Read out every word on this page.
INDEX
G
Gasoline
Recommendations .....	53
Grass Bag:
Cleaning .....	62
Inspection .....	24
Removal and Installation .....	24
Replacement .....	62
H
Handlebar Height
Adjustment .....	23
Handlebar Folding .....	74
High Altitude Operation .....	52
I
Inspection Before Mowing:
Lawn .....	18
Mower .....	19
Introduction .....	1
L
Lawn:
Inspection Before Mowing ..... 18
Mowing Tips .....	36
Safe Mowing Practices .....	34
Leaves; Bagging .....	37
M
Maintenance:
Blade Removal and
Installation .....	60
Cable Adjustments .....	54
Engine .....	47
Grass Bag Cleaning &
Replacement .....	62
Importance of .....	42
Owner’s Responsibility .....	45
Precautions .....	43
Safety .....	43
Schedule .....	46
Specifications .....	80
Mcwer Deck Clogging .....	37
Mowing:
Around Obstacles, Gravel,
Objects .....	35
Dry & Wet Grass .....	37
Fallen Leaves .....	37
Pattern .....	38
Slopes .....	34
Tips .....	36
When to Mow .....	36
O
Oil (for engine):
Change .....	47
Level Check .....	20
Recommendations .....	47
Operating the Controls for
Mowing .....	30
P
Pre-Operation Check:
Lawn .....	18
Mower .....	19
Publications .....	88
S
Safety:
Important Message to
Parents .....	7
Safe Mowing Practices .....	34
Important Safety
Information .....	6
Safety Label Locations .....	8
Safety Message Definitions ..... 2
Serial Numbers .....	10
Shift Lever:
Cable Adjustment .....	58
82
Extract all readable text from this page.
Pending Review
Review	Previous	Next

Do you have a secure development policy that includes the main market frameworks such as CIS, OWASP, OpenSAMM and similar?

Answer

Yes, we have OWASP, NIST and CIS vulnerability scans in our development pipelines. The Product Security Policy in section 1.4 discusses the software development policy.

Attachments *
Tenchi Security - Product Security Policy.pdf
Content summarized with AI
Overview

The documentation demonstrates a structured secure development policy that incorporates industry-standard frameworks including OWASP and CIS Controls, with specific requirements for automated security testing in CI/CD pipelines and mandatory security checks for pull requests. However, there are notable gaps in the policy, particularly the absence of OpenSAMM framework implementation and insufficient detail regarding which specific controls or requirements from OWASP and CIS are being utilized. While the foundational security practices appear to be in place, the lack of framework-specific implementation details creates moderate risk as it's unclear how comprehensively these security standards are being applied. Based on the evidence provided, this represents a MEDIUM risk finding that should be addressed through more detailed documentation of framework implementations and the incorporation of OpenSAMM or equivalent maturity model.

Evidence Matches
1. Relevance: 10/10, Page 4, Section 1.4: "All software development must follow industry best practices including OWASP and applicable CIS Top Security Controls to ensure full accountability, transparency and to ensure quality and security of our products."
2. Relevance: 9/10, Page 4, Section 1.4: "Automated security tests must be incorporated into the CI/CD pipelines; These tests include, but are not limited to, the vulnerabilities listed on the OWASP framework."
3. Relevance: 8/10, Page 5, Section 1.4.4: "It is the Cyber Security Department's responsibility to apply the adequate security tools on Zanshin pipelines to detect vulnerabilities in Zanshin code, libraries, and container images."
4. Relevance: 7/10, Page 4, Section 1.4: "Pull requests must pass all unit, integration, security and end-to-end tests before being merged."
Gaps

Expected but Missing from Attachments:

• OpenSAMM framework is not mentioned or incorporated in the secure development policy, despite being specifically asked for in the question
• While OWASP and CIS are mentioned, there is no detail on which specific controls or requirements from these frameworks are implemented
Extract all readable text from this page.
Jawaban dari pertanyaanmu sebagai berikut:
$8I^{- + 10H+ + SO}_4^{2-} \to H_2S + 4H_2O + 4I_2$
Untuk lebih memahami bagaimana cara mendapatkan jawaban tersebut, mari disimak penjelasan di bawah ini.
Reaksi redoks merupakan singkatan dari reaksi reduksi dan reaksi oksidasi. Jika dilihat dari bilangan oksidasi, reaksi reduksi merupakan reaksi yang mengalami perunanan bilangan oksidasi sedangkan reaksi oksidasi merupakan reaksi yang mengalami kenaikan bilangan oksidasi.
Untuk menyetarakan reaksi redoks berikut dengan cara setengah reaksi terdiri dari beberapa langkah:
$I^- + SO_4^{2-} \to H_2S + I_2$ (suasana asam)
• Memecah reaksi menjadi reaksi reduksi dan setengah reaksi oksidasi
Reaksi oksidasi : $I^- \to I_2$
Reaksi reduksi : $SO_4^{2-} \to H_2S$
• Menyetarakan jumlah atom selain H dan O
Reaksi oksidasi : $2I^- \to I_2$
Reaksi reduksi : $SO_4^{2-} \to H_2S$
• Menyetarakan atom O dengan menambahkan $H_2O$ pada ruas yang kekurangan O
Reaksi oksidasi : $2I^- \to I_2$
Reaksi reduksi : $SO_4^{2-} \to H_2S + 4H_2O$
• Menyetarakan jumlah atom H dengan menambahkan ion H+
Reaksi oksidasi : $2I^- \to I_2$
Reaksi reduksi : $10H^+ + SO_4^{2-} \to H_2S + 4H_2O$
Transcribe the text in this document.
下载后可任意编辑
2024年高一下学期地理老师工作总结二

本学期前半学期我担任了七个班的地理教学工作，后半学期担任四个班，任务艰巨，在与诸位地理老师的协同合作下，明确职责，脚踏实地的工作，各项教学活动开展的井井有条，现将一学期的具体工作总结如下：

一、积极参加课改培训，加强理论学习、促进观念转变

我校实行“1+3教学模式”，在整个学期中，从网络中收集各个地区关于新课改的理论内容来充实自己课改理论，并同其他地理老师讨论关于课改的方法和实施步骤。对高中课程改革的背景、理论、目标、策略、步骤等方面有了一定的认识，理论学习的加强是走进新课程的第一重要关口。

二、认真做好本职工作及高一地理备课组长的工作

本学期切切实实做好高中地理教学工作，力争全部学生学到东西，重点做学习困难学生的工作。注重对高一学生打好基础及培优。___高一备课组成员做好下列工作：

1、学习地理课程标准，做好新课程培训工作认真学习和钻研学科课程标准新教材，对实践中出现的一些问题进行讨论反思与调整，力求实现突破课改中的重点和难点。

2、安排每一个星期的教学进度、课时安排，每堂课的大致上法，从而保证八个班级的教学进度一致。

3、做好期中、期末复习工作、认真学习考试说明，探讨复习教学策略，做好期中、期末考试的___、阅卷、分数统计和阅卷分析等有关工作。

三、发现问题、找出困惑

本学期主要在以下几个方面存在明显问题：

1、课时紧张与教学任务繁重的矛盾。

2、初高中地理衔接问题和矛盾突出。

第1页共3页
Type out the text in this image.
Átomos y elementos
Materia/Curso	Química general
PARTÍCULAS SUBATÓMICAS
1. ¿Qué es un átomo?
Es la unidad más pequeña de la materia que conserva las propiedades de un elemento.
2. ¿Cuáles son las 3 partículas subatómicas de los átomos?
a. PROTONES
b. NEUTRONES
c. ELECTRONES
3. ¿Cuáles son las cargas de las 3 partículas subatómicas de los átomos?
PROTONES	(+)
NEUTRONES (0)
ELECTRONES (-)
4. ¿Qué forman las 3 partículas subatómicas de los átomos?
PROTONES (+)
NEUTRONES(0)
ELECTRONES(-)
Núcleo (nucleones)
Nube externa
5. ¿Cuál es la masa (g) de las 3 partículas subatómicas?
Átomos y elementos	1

## Task requirements
Copy out every line from the data above that has "this" in it.

## In response
Read out every word on this page.
Extract all readable text from this page.
The documentation demonstrates a structured secure development policy that incorporates industry-standard frameworks including OWASP and CIS Controls, with specific requirements for automated security testing in CI/CD pipelines and mandatory security checks for pull requests. However, there are notable gaps in the policy, particularly the absence of OpenSAMM framework implementation and insufficient detail regarding which specific controls or requirements from OWASP and CIS are being utilized. While the foundational security practices appear to be in place, the lack of framework-specific implementation details creates moderate risk as it's unclear how comprehensively these security standards are being applied. Based on the evidence provided, this represents a MEDIUM risk finding that should be addressed through more detailed documentation of framework implementations and the incorporation of OpenSAMM or equivalent maturity model.
Extract all readable text from this page.
Transcribe the text in this document.
Type out the text in this image.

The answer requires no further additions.